:: Problem ::
Write out each line exactly as it stands, please.

Items from a figure collection

— begin —

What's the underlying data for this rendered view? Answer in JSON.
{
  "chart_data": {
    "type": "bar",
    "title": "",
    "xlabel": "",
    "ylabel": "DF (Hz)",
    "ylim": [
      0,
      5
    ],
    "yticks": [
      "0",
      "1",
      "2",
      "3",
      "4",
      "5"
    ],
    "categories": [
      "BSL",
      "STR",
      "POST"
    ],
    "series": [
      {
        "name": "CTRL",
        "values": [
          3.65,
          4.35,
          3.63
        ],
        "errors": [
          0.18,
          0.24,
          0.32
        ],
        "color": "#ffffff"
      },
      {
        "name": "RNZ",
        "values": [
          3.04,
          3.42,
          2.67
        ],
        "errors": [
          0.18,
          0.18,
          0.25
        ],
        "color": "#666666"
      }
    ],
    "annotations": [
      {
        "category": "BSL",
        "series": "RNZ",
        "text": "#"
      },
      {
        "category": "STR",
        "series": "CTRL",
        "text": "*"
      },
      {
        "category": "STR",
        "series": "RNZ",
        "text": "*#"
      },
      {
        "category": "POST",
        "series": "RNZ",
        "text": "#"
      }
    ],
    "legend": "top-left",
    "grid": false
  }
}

— end —

:: Task output ::
What's the underlying data for this rendered view? Answer in JSON.
{
  "chart_data": {
    "type": "bar",
    "title": "",
    "xlabel": "",
    "ylabel": "DF (Hz)",
    "ylim": [
      0,
      5
    ],
    "yticks": [
      "0",
      "1",
      "2",
      "3",
      "4",
      "5"
    ],
    "categories": [
      "BSL",
      "STR",
      "POST"
    ],
    "series": [
      {
        "name": "CTRL",
        "values": [
          3.65,
          4.35,
          3.63
        ],
        "errors": [
          0.18,
          0.24,
          0.32
        ],
        "color": "#ffffff"
      },
      {
        "name": "RNZ",
        "values": [
          3.04,
          3.42,
          2.67
        ],
        "errors": [
          0.18,
          0.18,
          0.25
        ],
        "color": "#666666"
      }
    ],
    "annotations": [
      {
        "category": "BSL",
        "series": "RNZ",
        "text": "#"
      },
      {
        "category": "STR",
        "series": "CTRL",
        "text": "*"
      },
      {
        "category": "STR",
        "series": "RNZ",
        "text": "*#"
      },
      {
        "category": "POST",
        "series": "RNZ",
        "text": "#"
      }
    ],
    "legend": "top-left",
    "grid": false
  }
}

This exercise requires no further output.